EXERCISE BRIEF: Which lines in the records below contain the word "JSON"? Copy each of them.

Data tied to figure images
★ ★ ★

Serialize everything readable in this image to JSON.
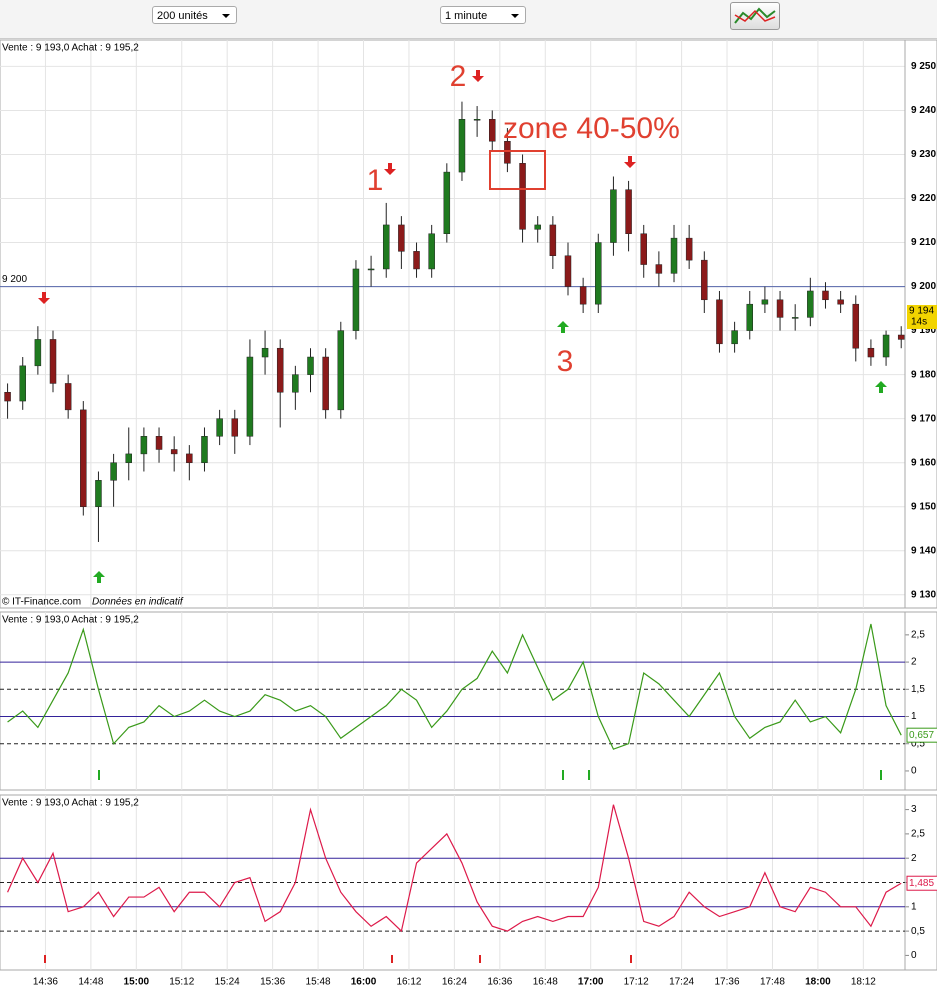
{
  "toolbar": {
    "quantity": "200 unités",
    "interval": "1 minute"
  },
  "chart_data": [
    {
      "type": "candlestick",
      "quote": "Vente : 9 193,0  Achat : 9 195,2",
      "x": [
        866,
        870,
        874,
        878,
        882,
        886,
        890,
        894,
        898,
        902,
        906,
        910,
        914,
        918,
        922,
        926,
        930,
        934,
        938,
        942,
        946,
        950,
        954,
        958,
        962,
        966,
        970,
        974,
        978,
        982,
        986,
        990,
        994,
        998,
        1002,
        1006,
        1010,
        1014,
        1018,
        1022,
        1026,
        1030,
        1034,
        1038,
        1042,
        1046,
        1050,
        1054,
        1058,
        1062,
        1066,
        1070,
        1074,
        1078,
        1082,
        1086,
        1090,
        1094,
        1098,
        1102
      ],
      "open": [
        9176,
        9174,
        9182,
        9188,
        9178,
        9172,
        9150,
        9156,
        9160,
        9162,
        9166,
        9163,
        9162,
        9160,
        9166,
        9170,
        9166,
        9184,
        9186,
        9176,
        9180,
        9184,
        9172,
        9190,
        9204,
        9204,
        9214,
        9208,
        9204,
        9212,
        9226,
        9238,
        9238,
        9233,
        9228,
        9213,
        9214,
        9207,
        9200,
        9196,
        9210,
        9222,
        9212,
        9205,
        9203,
        9211,
        9206,
        9197,
        9187,
        9190,
        9196,
        9197,
        9193,
        9193,
        9199,
        9197,
        9196,
        9186,
        9184,
        9189
      ],
      "high": [
        9178,
        9184,
        9191,
        9190,
        9180,
        9174,
        9158,
        9162,
        9168,
        9168,
        9168,
        9166,
        9164,
        9168,
        9172,
        9172,
        9188,
        9190,
        9188,
        9182,
        9186,
        9186,
        9192,
        9206,
        9207,
        9219,
        9216,
        9210,
        9214,
        9228,
        9242,
        9241,
        9240,
        9236,
        9230,
        9216,
        9216,
        9210,
        9202,
        9212,
        9225,
        9224,
        9214,
        9208,
        9214,
        9214,
        9208,
        9199,
        9192,
        9199,
        9200,
        9199,
        9196,
        9202,
        9201,
        9199,
        9198,
        9188,
        9190,
        9191
      ],
      "low": [
        9170,
        9172,
        9180,
        9176,
        9170,
        9148,
        9142,
        9150,
        9156,
        9158,
        9160,
        9158,
        9156,
        9158,
        9164,
        9162,
        9164,
        9180,
        9168,
        9172,
        9176,
        9170,
        9170,
        9188,
        9200,
        9202,
        9204,
        9202,
        9202,
        9210,
        9224,
        9234,
        9231,
        9226,
        9210,
        9210,
        9204,
        9198,
        9194,
        9194,
        9207,
        9208,
        9202,
        9200,
        9201,
        9204,
        9194,
        9185,
        9185,
        9188,
        9194,
        9190,
        9190,
        9191,
        9195,
        9194,
        9183,
        9182,
        9182,
        9186
      ],
      "close": [
        9174,
        9182,
        9188,
        9178,
        9172,
        9150,
        9156,
        9160,
        9162,
        9166,
        9163,
        9162,
        9160,
        9166,
        9170,
        9166,
        9184,
        9186,
        9176,
        9180,
        9184,
        9172,
        9190,
        9204,
        9204,
        9214,
        9208,
        9204,
        9212,
        9226,
        9238,
        9238,
        9233,
        9228,
        9213,
        9214,
        9207,
        9200,
        9196,
        9210,
        9222,
        9212,
        9205,
        9203,
        9211,
        9206,
        9197,
        9187,
        9190,
        9196,
        9197,
        9193,
        9193,
        9199,
        9197,
        9196,
        9186,
        9184,
        9189,
        9188
      ],
      "up_color": "#1f7a1f",
      "down_color": "#8b1a1a",
      "xlim": [
        864,
        1103
      ],
      "ylim": [
        9127,
        9256
      ],
      "yticks": [
        {
          "value": 9130,
          "label": "9 130"
        },
        {
          "value": 9140,
          "label": "9 140"
        },
        {
          "value": 9150,
          "label": "9 150"
        },
        {
          "value": 9160,
          "label": "9 160"
        },
        {
          "value": 9170,
          "label": "9 170"
        },
        {
          "value": 9180,
          "label": "9 180"
        },
        {
          "value": 9190,
          "label": "9 190"
        },
        {
          "value": 9200,
          "label": "9 200"
        },
        {
          "value": 9210,
          "label": "9 210"
        },
        {
          "value": 9220,
          "label": "9 220"
        },
        {
          "value": 9230,
          "label": "9 230"
        },
        {
          "value": 9240,
          "label": "9 240"
        },
        {
          "value": 9250,
          "label": "9 250"
        }
      ],
      "reference": {
        "value": 9200,
        "label": "9 200"
      },
      "last_price": {
        "value": 9194,
        "label": "9 194"
      },
      "countdown": "14s",
      "annotations": [
        "1",
        "2",
        "3",
        "zone 40-50%"
      ],
      "credit": "© IT-Finance.com",
      "disclaimer": "Données en indicatif"
    },
    {
      "type": "line",
      "quote": "Vente : 9 193,0  Achat : 9 195,2",
      "x": [
        866,
        870,
        874,
        878,
        882,
        886,
        890,
        894,
        898,
        902,
        906,
        910,
        914,
        918,
        922,
        926,
        930,
        934,
        938,
        942,
        946,
        950,
        954,
        958,
        962,
        966,
        970,
        974,
        978,
        982,
        986,
        990,
        994,
        998,
        1002,
        1006,
        1010,
        1014,
        1018,
        1022,
        1026,
        1030,
        1034,
        1038,
        1042,
        1046,
        1050,
        1054,
        1058,
        1062,
        1066,
        1070,
        1074,
        1078,
        1082,
        1086,
        1090,
        1094,
        1098,
        1102
      ],
      "series": [
        {
          "color": "#3a9a1a",
          "values": [
            0.9,
            1.1,
            0.8,
            1.3,
            1.8,
            2.6,
            1.5,
            0.5,
            0.8,
            0.9,
            1.2,
            1.0,
            1.1,
            1.3,
            1.1,
            1.0,
            1.1,
            1.4,
            1.3,
            1.1,
            1.2,
            1.0,
            0.6,
            0.8,
            1.0,
            1.2,
            1.5,
            1.3,
            0.8,
            1.1,
            1.5,
            1.7,
            2.2,
            1.8,
            2.5,
            1.9,
            1.3,
            1.5,
            2.0,
            1.0,
            0.4,
            0.5,
            1.8,
            1.6,
            1.3,
            1.0,
            1.4,
            1.8,
            1.0,
            0.6,
            0.8,
            0.9,
            1.3,
            0.9,
            1.0,
            0.7,
            1.5,
            2.7,
            1.2,
            0.657
          ],
          "last_label": "0,657"
        }
      ],
      "xlim": [
        864,
        1103
      ],
      "ylim": [
        -0.35,
        2.92
      ],
      "yticks": [
        0,
        {
          "value": 0.5,
          "label": "0,5"
        },
        1,
        {
          "value": 1.5,
          "label": "1,5"
        },
        2,
        {
          "value": 2.5,
          "label": "2,5"
        }
      ],
      "levels": [
        {
          "value": 2,
          "style": "solid"
        },
        {
          "value": 1.5,
          "style": "dashed"
        },
        {
          "value": 1,
          "style": "solid"
        },
        {
          "value": 0.5,
          "style": "dashed"
        }
      ]
    },
    {
      "type": "line",
      "quote": "Vente : 9 193,0  Achat : 9 195,2",
      "x": [
        866,
        870,
        874,
        878,
        882,
        886,
        890,
        894,
        898,
        902,
        906,
        910,
        914,
        918,
        922,
        926,
        930,
        934,
        938,
        942,
        946,
        950,
        954,
        958,
        962,
        966,
        970,
        974,
        978,
        982,
        986,
        990,
        994,
        998,
        1002,
        1006,
        1010,
        1014,
        1018,
        1022,
        1026,
        1030,
        1034,
        1038,
        1042,
        1046,
        1050,
        1054,
        1058,
        1062,
        1066,
        1070,
        1074,
        1078,
        1082,
        1086,
        1090,
        1094,
        1098,
        1102
      ],
      "series": [
        {
          "color": "#dd1a4a",
          "values": [
            1.3,
            2.0,
            1.5,
            2.1,
            0.9,
            1.0,
            1.3,
            0.8,
            1.2,
            1.2,
            1.4,
            0.9,
            1.3,
            1.3,
            1.0,
            1.5,
            1.6,
            0.7,
            0.9,
            1.5,
            3.0,
            2.0,
            1.3,
            0.9,
            0.6,
            0.8,
            0.5,
            1.9,
            2.2,
            2.5,
            1.9,
            1.1,
            0.6,
            0.5,
            0.7,
            0.8,
            0.7,
            0.8,
            0.8,
            1.4,
            3.1,
            2.0,
            0.7,
            0.6,
            0.8,
            1.3,
            1.0,
            0.8,
            0.9,
            1.0,
            1.7,
            1.0,
            0.9,
            1.4,
            1.3,
            1.0,
            1.0,
            0.6,
            1.3,
            1.485
          ],
          "last_label": "1,485"
        }
      ],
      "xlim": [
        864,
        1103
      ],
      "ylim": [
        -0.3,
        3.3
      ],
      "yticks": [
        0,
        {
          "value": 0.5,
          "label": "0,5"
        },
        1,
        {
          "value": 1.5,
          "label": "1,5"
        },
        2,
        {
          "value": 2.5,
          "label": "2,5"
        },
        3
      ],
      "levels": [
        {
          "value": 2,
          "style": "solid"
        },
        {
          "value": 1.5,
          "style": "dashed"
        },
        {
          "value": 1,
          "style": "solid"
        },
        {
          "value": 0.5,
          "style": "dashed"
        }
      ],
      "xticks": [
        {
          "value": 876,
          "label": "14:36"
        },
        {
          "value": 888,
          "label": "14:48"
        },
        {
          "value": 900,
          "label": "15:00"
        },
        {
          "value": 912,
          "label": "15:12"
        },
        {
          "value": 924,
          "label": "15:24"
        },
        {
          "value": 936,
          "label": "15:36"
        },
        {
          "value": 948,
          "label": "15:48"
        },
        {
          "value": 960,
          "label": "16:00"
        },
        {
          "value": 972,
          "label": "16:12"
        },
        {
          "value": 984,
          "label": "16:24"
        },
        {
          "value": 996,
          "label": "16:36"
        },
        {
          "value": 1008,
          "label": "16:48"
        },
        {
          "value": 1020,
          "label": "17:00"
        },
        {
          "value": 1032,
          "label": "17:12"
        },
        {
          "value": 1044,
          "label": "17:24"
        },
        {
          "value": 1056,
          "label": "17:36"
        },
        {
          "value": 1068,
          "label": "17:48"
        },
        {
          "value": 1080,
          "label": "18:00"
        },
        {
          "value": 1092,
          "label": "18:12"
        }
      ]
    }
  ]
}
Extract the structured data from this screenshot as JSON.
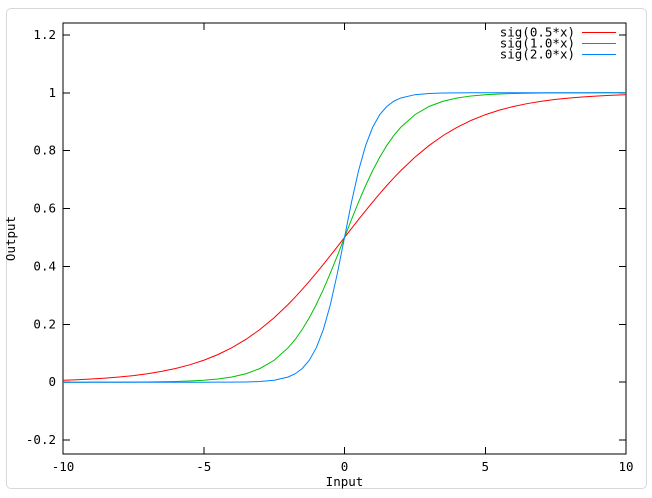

★ ★ ★

EXPECTED ANSWER:
Serialize everything readable in this image to JSON.
Extract the structured data from this screenshot as JSON.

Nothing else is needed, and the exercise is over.